(Task statement) Extract all lines containing "days".

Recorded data
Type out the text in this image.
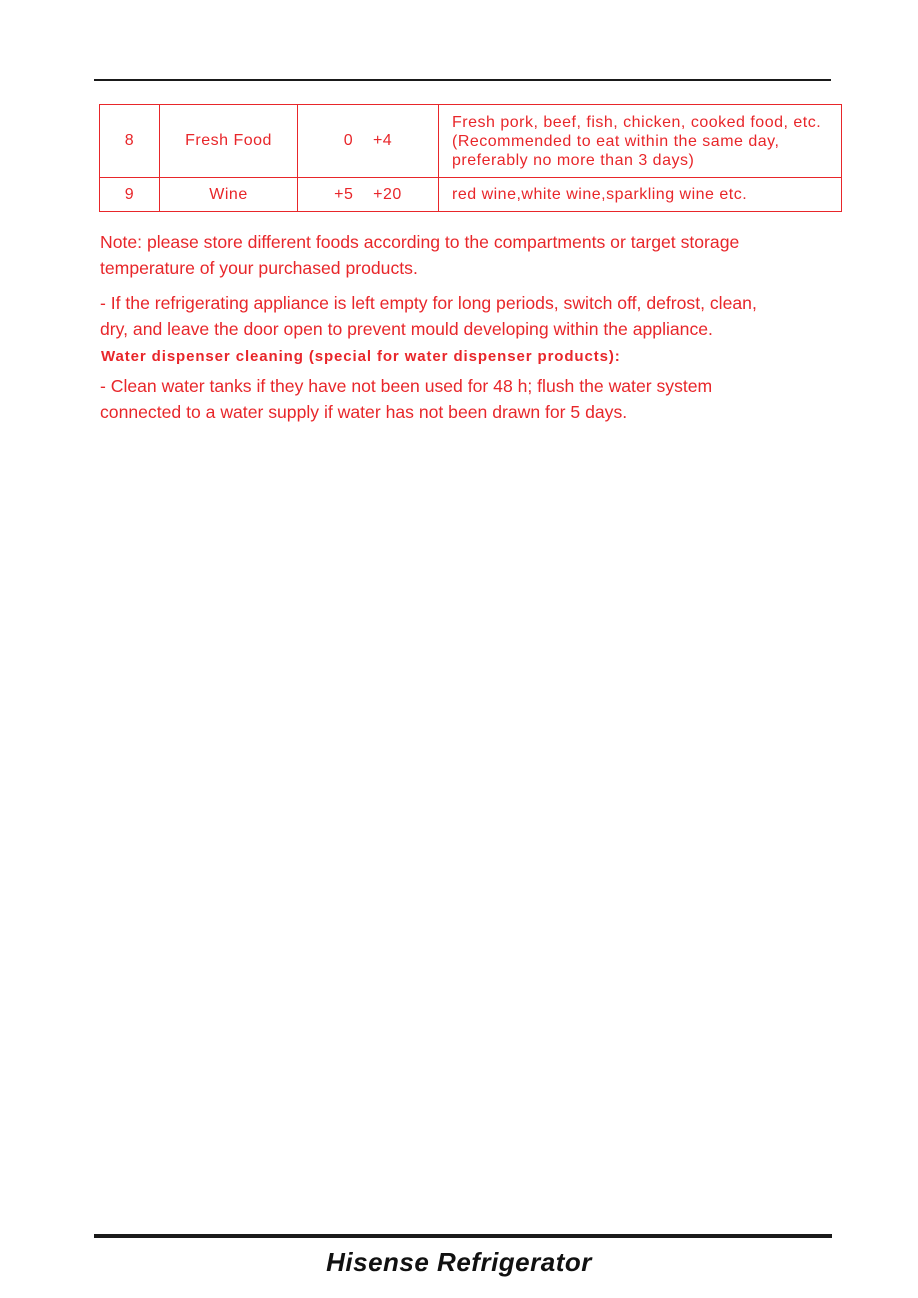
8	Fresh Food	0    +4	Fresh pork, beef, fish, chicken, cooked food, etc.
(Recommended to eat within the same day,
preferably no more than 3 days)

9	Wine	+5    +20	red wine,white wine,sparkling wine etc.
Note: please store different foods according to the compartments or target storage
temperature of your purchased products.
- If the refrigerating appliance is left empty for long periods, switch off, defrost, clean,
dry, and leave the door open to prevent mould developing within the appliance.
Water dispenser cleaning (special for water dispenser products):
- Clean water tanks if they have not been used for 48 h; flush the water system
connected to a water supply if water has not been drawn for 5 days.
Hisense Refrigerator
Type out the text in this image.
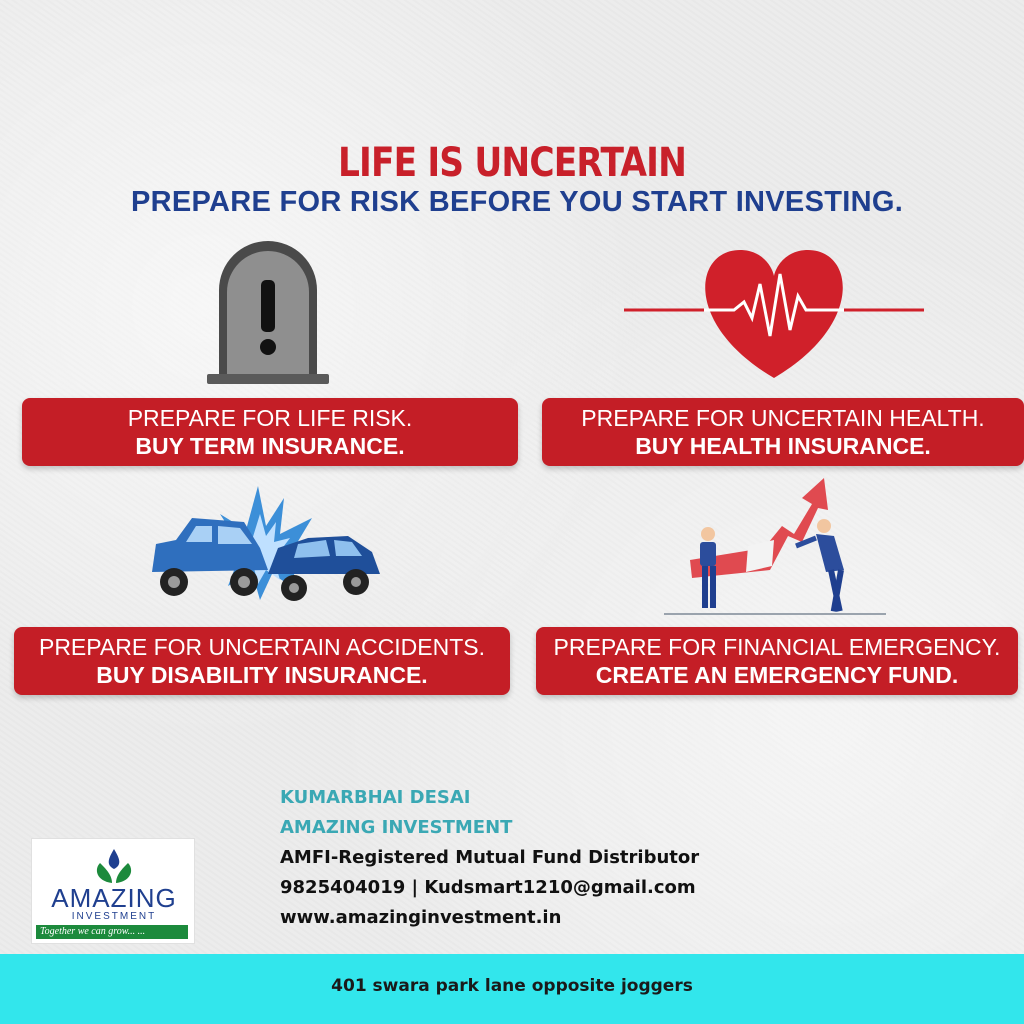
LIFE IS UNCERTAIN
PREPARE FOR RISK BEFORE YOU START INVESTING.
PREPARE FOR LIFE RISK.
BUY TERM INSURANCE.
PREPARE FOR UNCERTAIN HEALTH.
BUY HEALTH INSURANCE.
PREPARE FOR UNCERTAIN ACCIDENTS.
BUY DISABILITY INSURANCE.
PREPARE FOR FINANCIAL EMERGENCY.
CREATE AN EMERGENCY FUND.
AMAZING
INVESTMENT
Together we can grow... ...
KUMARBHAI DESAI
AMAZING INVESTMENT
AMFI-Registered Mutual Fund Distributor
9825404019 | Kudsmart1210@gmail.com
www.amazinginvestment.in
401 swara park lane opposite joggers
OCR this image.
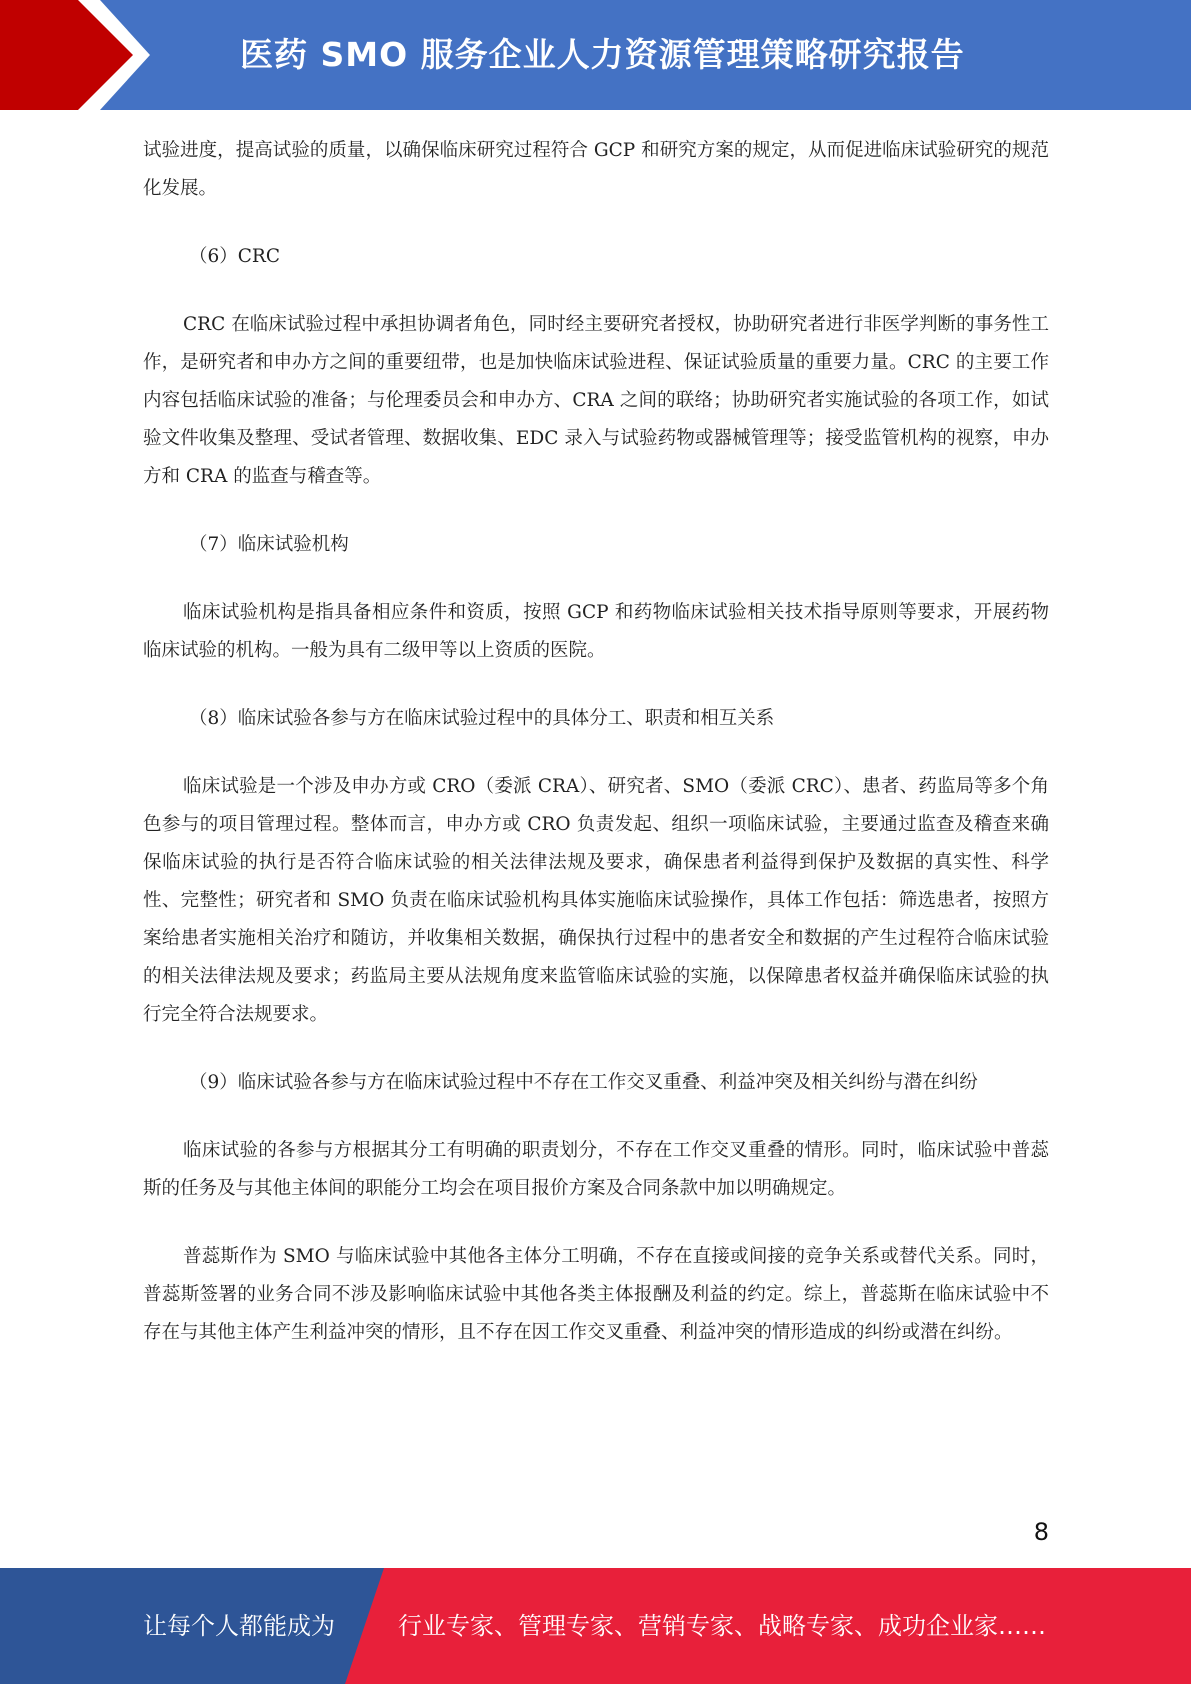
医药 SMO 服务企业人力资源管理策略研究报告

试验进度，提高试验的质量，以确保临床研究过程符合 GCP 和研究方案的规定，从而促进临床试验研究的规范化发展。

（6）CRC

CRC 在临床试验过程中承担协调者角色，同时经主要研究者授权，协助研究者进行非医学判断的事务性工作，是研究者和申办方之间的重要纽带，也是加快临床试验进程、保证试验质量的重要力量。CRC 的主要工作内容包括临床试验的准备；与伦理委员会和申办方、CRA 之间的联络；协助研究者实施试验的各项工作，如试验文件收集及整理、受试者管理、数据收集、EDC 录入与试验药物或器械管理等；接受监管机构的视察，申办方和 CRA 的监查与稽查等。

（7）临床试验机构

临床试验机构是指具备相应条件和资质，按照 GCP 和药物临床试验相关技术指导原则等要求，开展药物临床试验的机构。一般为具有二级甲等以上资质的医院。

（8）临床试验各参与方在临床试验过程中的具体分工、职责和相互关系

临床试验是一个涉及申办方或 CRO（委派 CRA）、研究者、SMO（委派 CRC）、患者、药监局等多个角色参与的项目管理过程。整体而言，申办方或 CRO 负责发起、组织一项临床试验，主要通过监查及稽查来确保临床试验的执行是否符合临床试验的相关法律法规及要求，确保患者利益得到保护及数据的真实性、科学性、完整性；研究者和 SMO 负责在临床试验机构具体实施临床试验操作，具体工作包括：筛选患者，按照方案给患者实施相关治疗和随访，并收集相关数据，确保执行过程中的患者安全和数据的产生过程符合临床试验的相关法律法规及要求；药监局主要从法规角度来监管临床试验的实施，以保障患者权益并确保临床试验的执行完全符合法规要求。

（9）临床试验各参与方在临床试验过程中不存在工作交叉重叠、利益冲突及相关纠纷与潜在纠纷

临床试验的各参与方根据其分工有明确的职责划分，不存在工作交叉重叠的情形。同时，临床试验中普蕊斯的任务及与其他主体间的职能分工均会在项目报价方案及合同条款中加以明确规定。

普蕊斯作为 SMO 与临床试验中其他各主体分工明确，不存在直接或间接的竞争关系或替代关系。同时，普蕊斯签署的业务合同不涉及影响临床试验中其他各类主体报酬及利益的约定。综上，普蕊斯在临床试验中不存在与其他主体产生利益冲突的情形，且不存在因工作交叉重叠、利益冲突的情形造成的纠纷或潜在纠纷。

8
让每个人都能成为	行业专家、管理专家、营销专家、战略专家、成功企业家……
* * *
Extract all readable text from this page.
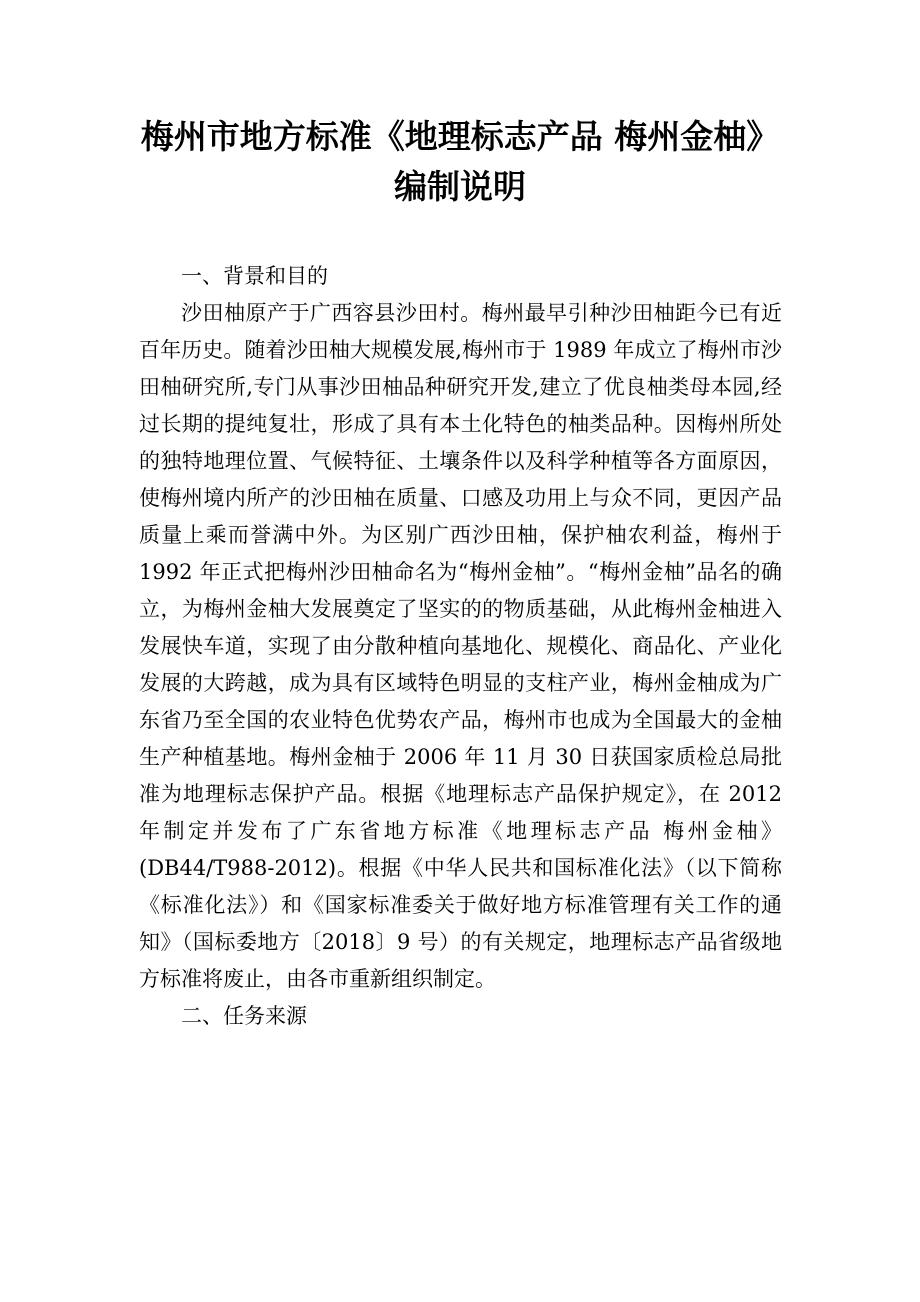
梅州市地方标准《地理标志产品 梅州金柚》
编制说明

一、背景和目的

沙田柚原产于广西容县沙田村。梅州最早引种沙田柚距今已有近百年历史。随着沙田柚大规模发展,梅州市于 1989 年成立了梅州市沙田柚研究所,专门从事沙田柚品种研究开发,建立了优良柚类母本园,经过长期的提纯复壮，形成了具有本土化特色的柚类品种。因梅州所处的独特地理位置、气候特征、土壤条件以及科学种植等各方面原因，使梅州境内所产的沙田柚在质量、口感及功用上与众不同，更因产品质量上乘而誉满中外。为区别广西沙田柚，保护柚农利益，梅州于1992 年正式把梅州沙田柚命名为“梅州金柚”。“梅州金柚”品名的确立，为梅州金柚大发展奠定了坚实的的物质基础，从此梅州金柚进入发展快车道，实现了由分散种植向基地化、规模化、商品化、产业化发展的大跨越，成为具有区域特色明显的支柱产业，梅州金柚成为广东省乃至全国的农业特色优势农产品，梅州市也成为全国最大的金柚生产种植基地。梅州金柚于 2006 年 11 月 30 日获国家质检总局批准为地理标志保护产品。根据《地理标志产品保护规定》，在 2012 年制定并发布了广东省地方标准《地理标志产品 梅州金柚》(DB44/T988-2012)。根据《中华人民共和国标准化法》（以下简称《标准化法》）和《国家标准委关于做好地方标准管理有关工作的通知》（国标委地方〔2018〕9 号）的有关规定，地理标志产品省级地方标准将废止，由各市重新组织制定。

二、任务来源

(Exercise output)
preferably no more than 3 days)
connected to a water supply if water has not been drawn for 5 days.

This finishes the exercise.